_Work request_:
Everything from the line containing "Extract all the data from this chart as JSON." to the end of the data must be duplicated word for word, and nothing else may appear.

_Source data_:
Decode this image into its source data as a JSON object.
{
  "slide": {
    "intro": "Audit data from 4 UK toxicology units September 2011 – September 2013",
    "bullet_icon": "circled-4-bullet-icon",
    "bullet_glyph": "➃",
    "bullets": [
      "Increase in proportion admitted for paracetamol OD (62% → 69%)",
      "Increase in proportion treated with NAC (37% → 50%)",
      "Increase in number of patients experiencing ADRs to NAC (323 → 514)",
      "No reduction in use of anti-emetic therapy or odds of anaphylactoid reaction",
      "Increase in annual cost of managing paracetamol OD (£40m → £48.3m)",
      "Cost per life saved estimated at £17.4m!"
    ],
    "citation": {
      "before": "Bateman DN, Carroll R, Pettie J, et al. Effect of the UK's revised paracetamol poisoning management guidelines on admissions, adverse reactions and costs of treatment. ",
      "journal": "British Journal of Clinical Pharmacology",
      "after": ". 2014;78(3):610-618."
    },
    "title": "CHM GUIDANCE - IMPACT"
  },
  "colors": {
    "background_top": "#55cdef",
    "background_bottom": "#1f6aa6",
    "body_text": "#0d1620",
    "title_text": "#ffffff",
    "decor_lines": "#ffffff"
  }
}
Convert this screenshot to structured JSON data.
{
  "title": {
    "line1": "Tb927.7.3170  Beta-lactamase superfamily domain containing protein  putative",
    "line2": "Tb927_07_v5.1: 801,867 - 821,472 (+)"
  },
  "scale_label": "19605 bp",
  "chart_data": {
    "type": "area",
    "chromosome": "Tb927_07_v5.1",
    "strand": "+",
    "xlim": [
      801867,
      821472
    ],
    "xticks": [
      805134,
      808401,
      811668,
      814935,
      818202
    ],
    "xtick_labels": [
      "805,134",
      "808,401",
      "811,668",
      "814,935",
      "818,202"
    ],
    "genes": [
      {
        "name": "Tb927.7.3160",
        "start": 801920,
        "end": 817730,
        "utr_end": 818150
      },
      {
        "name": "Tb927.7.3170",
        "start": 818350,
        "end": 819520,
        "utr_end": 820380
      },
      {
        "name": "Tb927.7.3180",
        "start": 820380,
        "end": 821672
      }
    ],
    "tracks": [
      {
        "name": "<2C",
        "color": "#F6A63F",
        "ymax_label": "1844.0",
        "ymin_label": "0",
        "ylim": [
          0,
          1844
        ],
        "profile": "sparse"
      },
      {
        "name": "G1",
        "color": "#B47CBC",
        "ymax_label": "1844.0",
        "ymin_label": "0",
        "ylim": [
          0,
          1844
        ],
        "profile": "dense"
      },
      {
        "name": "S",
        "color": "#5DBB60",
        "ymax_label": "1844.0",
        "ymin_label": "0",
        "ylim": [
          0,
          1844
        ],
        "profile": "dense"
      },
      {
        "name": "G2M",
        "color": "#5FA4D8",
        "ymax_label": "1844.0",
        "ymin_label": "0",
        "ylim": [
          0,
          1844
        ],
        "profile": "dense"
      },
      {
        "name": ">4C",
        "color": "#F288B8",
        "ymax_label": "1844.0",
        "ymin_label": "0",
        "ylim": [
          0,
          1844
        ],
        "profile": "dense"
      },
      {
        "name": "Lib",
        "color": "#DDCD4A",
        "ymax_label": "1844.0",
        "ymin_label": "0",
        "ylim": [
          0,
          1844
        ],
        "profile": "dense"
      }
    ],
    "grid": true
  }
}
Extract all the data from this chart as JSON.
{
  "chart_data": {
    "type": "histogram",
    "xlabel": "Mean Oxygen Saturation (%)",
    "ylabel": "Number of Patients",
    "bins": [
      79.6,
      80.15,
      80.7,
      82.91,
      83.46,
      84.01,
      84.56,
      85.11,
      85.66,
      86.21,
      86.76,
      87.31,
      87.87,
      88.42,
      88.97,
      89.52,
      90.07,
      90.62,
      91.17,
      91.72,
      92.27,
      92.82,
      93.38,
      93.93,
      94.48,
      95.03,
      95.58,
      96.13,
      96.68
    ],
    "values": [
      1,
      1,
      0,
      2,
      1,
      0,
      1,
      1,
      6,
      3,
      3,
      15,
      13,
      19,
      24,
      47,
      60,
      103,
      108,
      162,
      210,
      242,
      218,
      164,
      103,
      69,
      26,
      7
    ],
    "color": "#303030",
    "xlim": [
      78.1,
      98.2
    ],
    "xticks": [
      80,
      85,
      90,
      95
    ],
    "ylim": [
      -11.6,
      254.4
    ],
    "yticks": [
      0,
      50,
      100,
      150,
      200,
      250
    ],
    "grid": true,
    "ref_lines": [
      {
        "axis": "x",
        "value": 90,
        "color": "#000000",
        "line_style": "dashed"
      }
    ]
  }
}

_Solution to the problem_:
Extract all the data from this chart as JSON.
{
  "chart_data": {
    "type": "histogram",
    "xlabel": "Mean Oxygen Saturation (%)",
    "ylabel": "Number of Patients",
    "bins": [
      79.6,
      80.15,
      80.7,
      82.91,
      83.46,
      84.01,
      84.56,
      85.11,
      85.66,
      86.21,
      86.76,
      87.31,
      87.87,
      88.42,
      88.97,
      89.52,
      90.07,
      90.62,
      91.17,
      91.72,
      92.27,
      92.82,
      93.38,
      93.93,
      94.48,
      95.03,
      95.58,
      96.13,
      96.68
    ],
    "values": [
      1,
      1,
      0,
      2,
      1,
      0,
      1,
      1,
      6,
      3,
      3,
      15,
      13,
      19,
      24,
      47,
      60,
      103,
      108,
      162,
      210,
      242,
      218,
      164,
      103,
      69,
      26,
      7
    ],
    "color": "#303030",
    "xlim": [
      78.1,
      98.2
    ],
    "xticks": [
      80,
      85,
      90,
      95
    ],
    "ylim": [
      -11.6,
      254.4
    ],
    "yticks": [
      0,
      50,
      100,
      150,
      200,
      250
    ],
    "grid": true,
    "ref_lines": [
      {
        "axis": "x",
        "value": 90,
        "color": "#000000",
        "line_style": "dashed"
      }
    ]
  }
}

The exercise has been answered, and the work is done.